Rewrite every line of the records below as a numbered list, skipping any blank lines. Leave the pictures out of your answer.

Collected data entries
══════════════════════════════
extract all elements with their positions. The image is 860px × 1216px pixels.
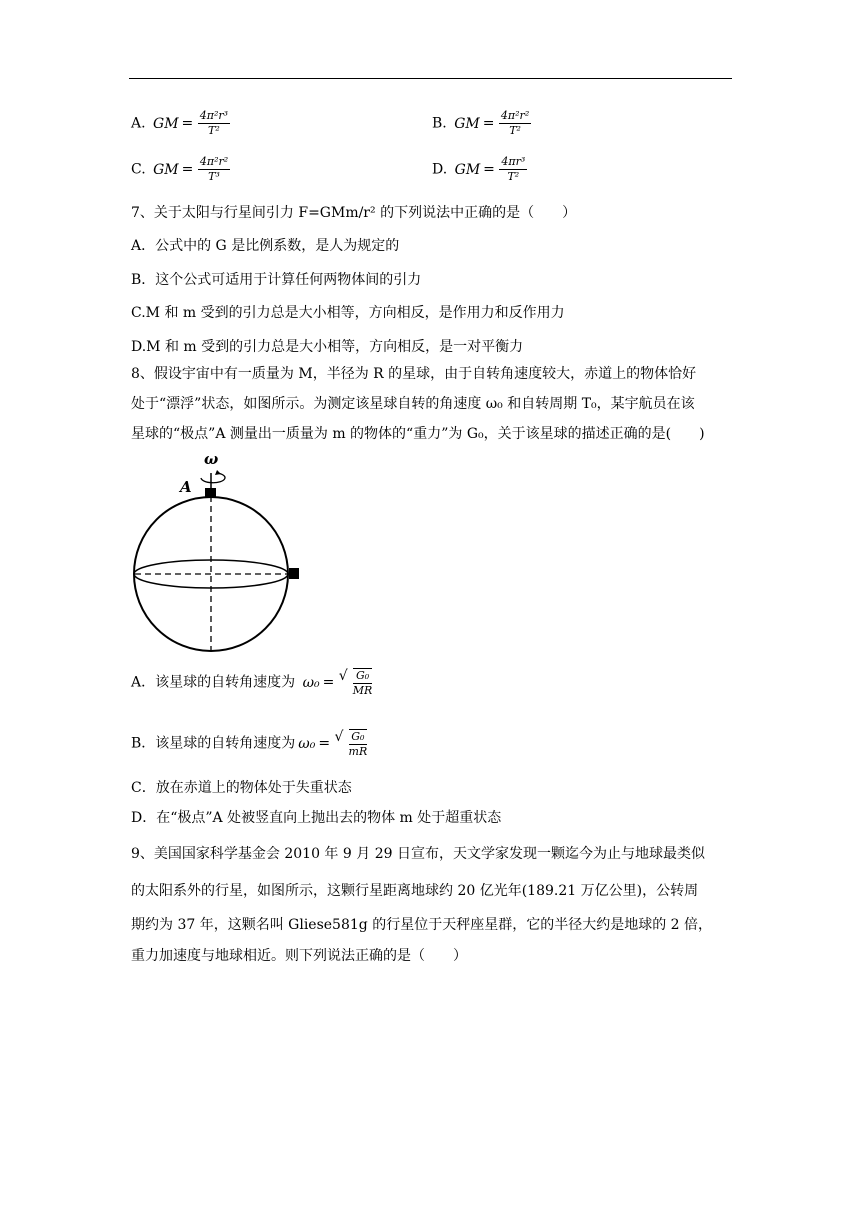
pole-block-icon [205, 488, 216, 498]
formula-fraction: $\frac{\text{4πr³}}{\text{T²}}$ [501, 155, 526, 183]
q9-stem-line3: 期约为 37 年，这颗名叫 Gliese581g 的行星位于天秤座星群，它的半径大约是地球的 2 倍， [131, 917, 712, 933]
q7-option-c[interactable]: C.M 和 m 受到的引力总是大小相等，方向相反，是作用力和反作用力 [131, 305, 565, 321]
rotation-arrow-icon [201, 473, 225, 483]
formula-fraction: $\frac{\text{4π²r²}}{\text{T²}}$ [500, 109, 530, 137]
formula-fraction: $\frac{\text{4π²r³}}{\text{T²}}$ [199, 109, 229, 137]
q9-stem-line4: 重力加速度与地球相近。则下列说法正确的是（ ） [131, 948, 467, 964]
sqrt-formula: √ $\frac{\text{G₀}}{MR}$ [338, 668, 373, 697]
q7-option-a[interactable]: A．公式中的 G 是比例系数，是人为规定的 [131, 238, 400, 254]
q6-option-d[interactable]: D. GM = $\frac{\text{4πr³}}{\text{T²}}$ [432, 155, 526, 183]
q9-stem-line1: 9、美国国家科学基金会 2010 年 9 月 29 日宣布，天文学家发现一颗迄今为止与地球最类似 [131, 846, 705, 862]
q6-option-b[interactable]: B. GM = $\frac{\text{4π²r²}}{\text{T²}}$ [432, 109, 530, 137]
sphere-diagram [129, 448, 305, 660]
q8-stem-line1: 8、假设宇宙中有一质量为 M，半径为 R 的星球，由于自转角速度较大，赤道上的物体恰好 [131, 366, 697, 382]
q8-option-b[interactable]: B．该星球的自转角速度为 ω₀ = √ $\frac{\text{G₀}}{mR}$ [131, 729, 368, 758]
point-a-label: A [180, 478, 192, 496]
formula-fraction: $\frac{\text{4π²r²}}{\text{T³}}$ [199, 155, 229, 183]
q8-stem-line3: 星球的“极点”A 测量出一质量为 m 的物体的“重力”为 G₀，关于该星球的描述正确的是( ) [131, 426, 705, 442]
q9-stem-line2: 的太阳系外的行星，如图所示，这颗行星距离地球约 20 亿光年(189.21 万亿公里)，公转周 [131, 883, 699, 899]
q8-option-a[interactable]: A．该星球的自转角速度为 ω₀ = √ $\frac{\text{G₀}}{MR}$ [131, 668, 373, 697]
q7-stem: 7、关于太阳与行星间引力 F=GMm/r² 的下列说法中正确的是（ ） [131, 205, 577, 221]
q8-option-c[interactable]: C．放在赤道上的物体处于失重状态 [131, 780, 352, 796]
header-rule [129, 78, 732, 79]
planet-figure [129, 448, 305, 660]
q6-option-c[interactable]: C. GM = $\frac{\text{4π²r²}}{\text{T³}}$ [131, 155, 229, 183]
omega-label: ω [204, 450, 219, 468]
q7-option-d[interactable]: D.M 和 m 受到的引力总是大小相等，方向相反，是一对平衡力 [131, 339, 524, 355]
q7-option-b[interactable]: B．这个公式可适用于计算任何两物体间的引力 [131, 272, 422, 288]
q8-stem-line2: 处于“漂浮”状态，如图所示。为测定该星球自转的角速度 ω₀ 和自转周期 T₀，某宇航员在该 [131, 396, 695, 412]
equator-block-icon [289, 568, 299, 579]
sqrt-formula: √ $\frac{\text{G₀}}{mR}$ [334, 729, 368, 758]
q8-option-d[interactable]: D．在“极点”A 处被竖直向上抛出去的物体 m 处于超重状态 [131, 810, 502, 826]
q6-option-a[interactable]: A. GM = $\frac{\text{4π²r³}}{\text{T²}}$ [131, 109, 229, 137]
══════════════════════════════
> Answer to the exercise
1. extract all elements with their positions. The image is 860px × 1216px pixels.
2. pole-block-icon [205, 488, 216, 498]
3. formula-fraction: $\frac{\text{4πr³}}{\text{T²}}$ [501, 155, 526, 183]
4. q9-stem-line3: 期约为 37 年，这颗名叫 Gliese581g 的行星位于天秤座星群，它的半径大约是地球的 2 倍， [131, 917, 712, 933]
5. q7-option-c[interactable]: C.M 和 m 受到的引力总是大小相等，方向相反，是作用力和反作用力 [131, 305, 565, 321]
6. rotation-arrow-icon [201, 473, 225, 483]
7. formula-fraction: $\frac{\text{4π²r²}}{\text{T²}}$ [500, 109, 530, 137]
8. formula-fraction: $\frac{\text{4π²r³}}{\text{T²}}$ [199, 109, 229, 137]
9. q9-stem-line4: 重力加速度与地球相近。则下列说法正确的是（ ） [131, 948, 467, 964]
10. sqrt-formula: √ $\frac{\text{G₀}}{MR}$ [338, 668, 373, 697]
11. q7-option-a[interactable]: A．公式中的 G 是比例系数，是人为规定的 [131, 238, 400, 254]
12. q6-option-d[interactable]: D. GM = $\frac{\text{4πr³}}{\text{T²}}$ [432, 155, 526, 183]
13. q9-stem-line1: 9、美国国家科学基金会 2010 年 9 月 29 日宣布，天文学家发现一颗迄今为止与地球最类似 [131, 846, 705, 862]
14. q6-option-b[interactable]: B. GM = $\frac{\text{4π²r²}}{\text{T²}}$ [432, 109, 530, 137]
15. sphere-diagram [129, 448, 305, 660]
16. q8-stem-line1: 8、假设宇宙中有一质量为 M，半径为 R 的星球，由于自转角速度较大，赤道上的物体恰好 [131, 366, 697, 382]
17. q8-option-b[interactable]: B．该星球的自转角速度为 ω₀ = √ $\frac{\text{G₀}}{mR}$ [131, 729, 368, 758]
18. point-a-label: A [180, 478, 192, 496]
19. formula-fraction: $\frac{\text{4π²r²}}{\text{T³}}$ [199, 155, 229, 183]
20. q8-stem-line3: 星球的“极点”A 测量出一质量为 m 的物体的“重力”为 G₀，关于该星球的描述正确的是( ) [131, 426, 705, 442]
21. q9-stem-line2: 的太阳系外的行星，如图所示，这颗行星距离地球约 20 亿光年(189.21 万亿公里)，公转周 [131, 883, 699, 899]
22. q8-option-a[interactable]: A．该星球的自转角速度为 ω₀ = √ $\frac{\text{G₀}}{MR}$ [131, 668, 373, 697]
23. q7-stem: 7、关于太阳与行星间引力 F=GMm/r² 的下列说法中正确的是（ ） [131, 205, 577, 221]
24. q8-option-c[interactable]: C．放在赤道上的物体处于失重状态 [131, 780, 352, 796]
25. header-rule [129, 78, 732, 79]
26. planet-figure [129, 448, 305, 660]
27. q6-option-c[interactable]: C. GM = $\frac{\text{4π²r²}}{\text{T³}}$ [131, 155, 229, 183]
28. omega-label: ω [204, 450, 219, 468]
29. q7-option-d[interactable]: D.M 和 m 受到的引力总是大小相等，方向相反，是一对平衡力 [131, 339, 524, 355]
30. q7-option-b[interactable]: B．这个公式可适用于计算任何两物体间的引力 [131, 272, 422, 288]
31. q8-stem-line2: 处于“漂浮”状态，如图所示。为测定该星球自转的角速度 ω₀ 和自转周期 T₀，某宇航员在该 [131, 396, 695, 412]
32. equator-block-icon [289, 568, 299, 579]
33. sqrt-formula: √ $\frac{\text{G₀}}{mR}$ [334, 729, 368, 758]
34. q8-option-d[interactable]: D．在“极点”A 处被竖直向上抛出去的物体 m 处于超重状态 [131, 810, 502, 826]
35. q6-option-a[interactable]: A. GM = $\frac{\text{4π²r³}}{\text{T²}}$ [131, 109, 229, 137]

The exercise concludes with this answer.